Der natürliche Lebensraum des Wolfs ist natürlich draußen in der freien Natur. Ich weiß nicht, wieso der da plötzlich in Wohngebieten auftaucht. Vielleicht, weil sie in Randgebieten gelegen haben. Mittlerweile ist der Freizeitdruck so hoch, dass man eigentlich überall Spaziergänger, Radfahrer, Mountainbiker, Reiter und sowas antrifft. Wenn ein Tier aufgeschreckt wird, entstehen dann diese Videos aus fahrenden Autos, wo Wölfe gehetzt über die Straße rennen.

Olaf Kuball, Wolfsberater

Der Wolfsberater wirft noch einen Blick auf den Inhalt einer Speicherkarte. Und gleich ein Treffer. Ihn interessiere sehr, wie der Wolf sich jetzt hier etabliert. "Das Monitoring muss gemacht werden, weil wir sonst keine belastbaren Daten haben", sagt Kuball. "Einer muss es ja machen. Noch habe ich Lust dazu. Also werde ich das noch ein bisschen weitermachen."

☆ ☆ ☆ ☆

**Arbeitsaufträge:**
(a) Gib aus dem Text über den Wolfsberater den Abschnitt von „Der natürliche Lebensraum“ bis „die Straße rennen.“ wortgetreu aus.
(b) Warum muss laut dem Text über den Wolfsberater das Monitoring gemacht werden?

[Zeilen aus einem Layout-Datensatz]

☆ ☆ ☆ ☆

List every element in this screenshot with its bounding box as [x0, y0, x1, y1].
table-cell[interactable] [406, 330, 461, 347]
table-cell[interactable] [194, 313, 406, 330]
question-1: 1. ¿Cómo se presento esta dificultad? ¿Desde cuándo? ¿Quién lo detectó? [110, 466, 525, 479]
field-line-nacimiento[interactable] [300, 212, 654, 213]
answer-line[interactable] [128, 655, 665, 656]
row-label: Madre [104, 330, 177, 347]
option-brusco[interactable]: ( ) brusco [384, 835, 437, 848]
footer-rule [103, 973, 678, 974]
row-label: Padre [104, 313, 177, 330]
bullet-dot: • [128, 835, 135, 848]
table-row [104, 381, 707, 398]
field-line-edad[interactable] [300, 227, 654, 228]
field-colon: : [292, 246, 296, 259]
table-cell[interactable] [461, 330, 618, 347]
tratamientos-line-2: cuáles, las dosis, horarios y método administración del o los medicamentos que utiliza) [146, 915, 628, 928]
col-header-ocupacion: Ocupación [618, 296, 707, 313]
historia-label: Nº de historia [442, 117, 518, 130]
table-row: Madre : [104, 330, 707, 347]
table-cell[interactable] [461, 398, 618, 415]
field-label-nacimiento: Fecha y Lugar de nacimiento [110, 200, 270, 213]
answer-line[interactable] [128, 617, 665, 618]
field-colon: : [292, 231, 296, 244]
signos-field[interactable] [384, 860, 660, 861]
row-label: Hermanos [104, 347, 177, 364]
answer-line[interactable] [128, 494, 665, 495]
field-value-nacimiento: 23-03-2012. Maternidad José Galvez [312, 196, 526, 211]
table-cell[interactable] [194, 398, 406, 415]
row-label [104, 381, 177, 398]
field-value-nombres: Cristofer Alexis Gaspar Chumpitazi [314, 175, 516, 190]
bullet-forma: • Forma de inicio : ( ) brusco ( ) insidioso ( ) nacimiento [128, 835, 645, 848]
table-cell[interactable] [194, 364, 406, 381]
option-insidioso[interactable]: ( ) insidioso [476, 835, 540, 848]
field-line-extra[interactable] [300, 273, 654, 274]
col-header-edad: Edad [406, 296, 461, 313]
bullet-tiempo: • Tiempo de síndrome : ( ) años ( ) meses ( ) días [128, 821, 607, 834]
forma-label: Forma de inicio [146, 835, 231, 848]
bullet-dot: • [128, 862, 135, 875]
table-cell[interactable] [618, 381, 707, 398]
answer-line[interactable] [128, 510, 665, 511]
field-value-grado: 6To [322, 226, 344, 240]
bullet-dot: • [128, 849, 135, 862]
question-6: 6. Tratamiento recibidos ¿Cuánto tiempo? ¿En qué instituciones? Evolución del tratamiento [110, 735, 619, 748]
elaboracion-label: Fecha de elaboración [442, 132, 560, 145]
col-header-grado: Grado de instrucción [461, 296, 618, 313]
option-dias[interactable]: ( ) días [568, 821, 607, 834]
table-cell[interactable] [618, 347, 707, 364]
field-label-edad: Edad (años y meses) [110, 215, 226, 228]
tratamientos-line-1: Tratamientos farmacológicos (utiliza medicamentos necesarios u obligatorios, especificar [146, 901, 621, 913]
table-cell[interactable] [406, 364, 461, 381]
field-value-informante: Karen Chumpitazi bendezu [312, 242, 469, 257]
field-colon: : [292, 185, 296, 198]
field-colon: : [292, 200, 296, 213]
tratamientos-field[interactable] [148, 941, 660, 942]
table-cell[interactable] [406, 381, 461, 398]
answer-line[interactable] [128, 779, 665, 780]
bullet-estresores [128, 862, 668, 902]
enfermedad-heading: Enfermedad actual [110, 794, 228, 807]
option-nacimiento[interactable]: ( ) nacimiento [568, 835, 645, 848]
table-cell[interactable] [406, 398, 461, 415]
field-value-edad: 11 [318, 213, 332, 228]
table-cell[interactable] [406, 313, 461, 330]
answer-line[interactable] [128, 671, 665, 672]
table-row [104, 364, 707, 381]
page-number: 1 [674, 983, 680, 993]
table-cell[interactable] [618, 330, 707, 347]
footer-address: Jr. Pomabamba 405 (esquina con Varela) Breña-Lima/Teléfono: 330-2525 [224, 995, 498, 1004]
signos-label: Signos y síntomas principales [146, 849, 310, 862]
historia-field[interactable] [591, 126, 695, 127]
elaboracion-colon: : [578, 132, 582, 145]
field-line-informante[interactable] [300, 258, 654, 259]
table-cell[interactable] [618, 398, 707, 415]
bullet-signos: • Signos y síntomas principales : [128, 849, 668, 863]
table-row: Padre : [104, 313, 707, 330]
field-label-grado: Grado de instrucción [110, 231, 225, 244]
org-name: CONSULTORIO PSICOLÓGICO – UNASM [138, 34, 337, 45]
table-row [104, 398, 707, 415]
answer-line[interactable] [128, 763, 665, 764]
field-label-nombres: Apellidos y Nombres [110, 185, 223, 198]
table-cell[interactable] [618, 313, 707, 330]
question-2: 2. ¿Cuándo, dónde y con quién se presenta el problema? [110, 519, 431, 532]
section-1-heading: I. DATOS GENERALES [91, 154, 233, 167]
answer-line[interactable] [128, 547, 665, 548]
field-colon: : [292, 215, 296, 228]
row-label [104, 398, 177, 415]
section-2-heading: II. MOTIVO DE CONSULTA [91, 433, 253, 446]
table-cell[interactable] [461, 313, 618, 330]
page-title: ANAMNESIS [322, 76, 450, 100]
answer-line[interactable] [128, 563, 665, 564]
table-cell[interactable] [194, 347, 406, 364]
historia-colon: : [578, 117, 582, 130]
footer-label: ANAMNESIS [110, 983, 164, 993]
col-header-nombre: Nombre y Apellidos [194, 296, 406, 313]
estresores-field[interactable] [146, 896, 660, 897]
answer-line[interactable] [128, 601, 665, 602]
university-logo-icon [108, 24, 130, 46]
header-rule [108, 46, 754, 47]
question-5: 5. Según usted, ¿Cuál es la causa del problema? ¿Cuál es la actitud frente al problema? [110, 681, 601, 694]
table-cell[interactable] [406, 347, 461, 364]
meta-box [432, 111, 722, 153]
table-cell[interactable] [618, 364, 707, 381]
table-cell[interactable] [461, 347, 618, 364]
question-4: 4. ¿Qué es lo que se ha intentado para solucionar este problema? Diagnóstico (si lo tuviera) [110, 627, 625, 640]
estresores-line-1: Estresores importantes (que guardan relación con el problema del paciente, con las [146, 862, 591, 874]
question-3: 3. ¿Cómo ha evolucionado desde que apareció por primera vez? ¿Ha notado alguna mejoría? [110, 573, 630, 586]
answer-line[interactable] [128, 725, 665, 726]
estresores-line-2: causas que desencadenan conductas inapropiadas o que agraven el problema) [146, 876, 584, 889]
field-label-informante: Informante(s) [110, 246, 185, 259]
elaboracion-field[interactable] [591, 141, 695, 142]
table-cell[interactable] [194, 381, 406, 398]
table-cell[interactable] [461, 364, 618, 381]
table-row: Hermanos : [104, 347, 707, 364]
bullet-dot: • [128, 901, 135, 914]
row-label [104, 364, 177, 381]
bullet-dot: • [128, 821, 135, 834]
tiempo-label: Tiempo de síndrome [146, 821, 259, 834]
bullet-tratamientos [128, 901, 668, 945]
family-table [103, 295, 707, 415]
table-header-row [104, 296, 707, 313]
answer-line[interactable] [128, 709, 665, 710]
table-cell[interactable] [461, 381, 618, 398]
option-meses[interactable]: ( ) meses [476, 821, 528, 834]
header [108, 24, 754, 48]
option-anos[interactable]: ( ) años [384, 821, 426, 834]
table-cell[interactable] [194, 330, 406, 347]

☆ ☆ ☆ ☆

**Antworten je Aufgabe:**
(a)
Der natürliche Lebensraum des Wolfs ist natürlich draußen in der freien Natur. Ich weiß nicht, wieso der da plötzlich in Wohngebieten auftaucht. Vielleicht, weil sie in Randgebieten gelegen haben. Mittlerweile ist der Freizeitdruck so hoch, dass man eigentlich überall Spaziergänger, Radfahrer, Mountainbiker, Reiter und sowas antrifft. Wenn ein Tier aufgeschreckt wird, entstehen dann diese Videos aus fahrenden Autos, wo Wölfe gehetzt über die Straße rennen.

(b) Weil man sonst keine belastbaren Daten hat.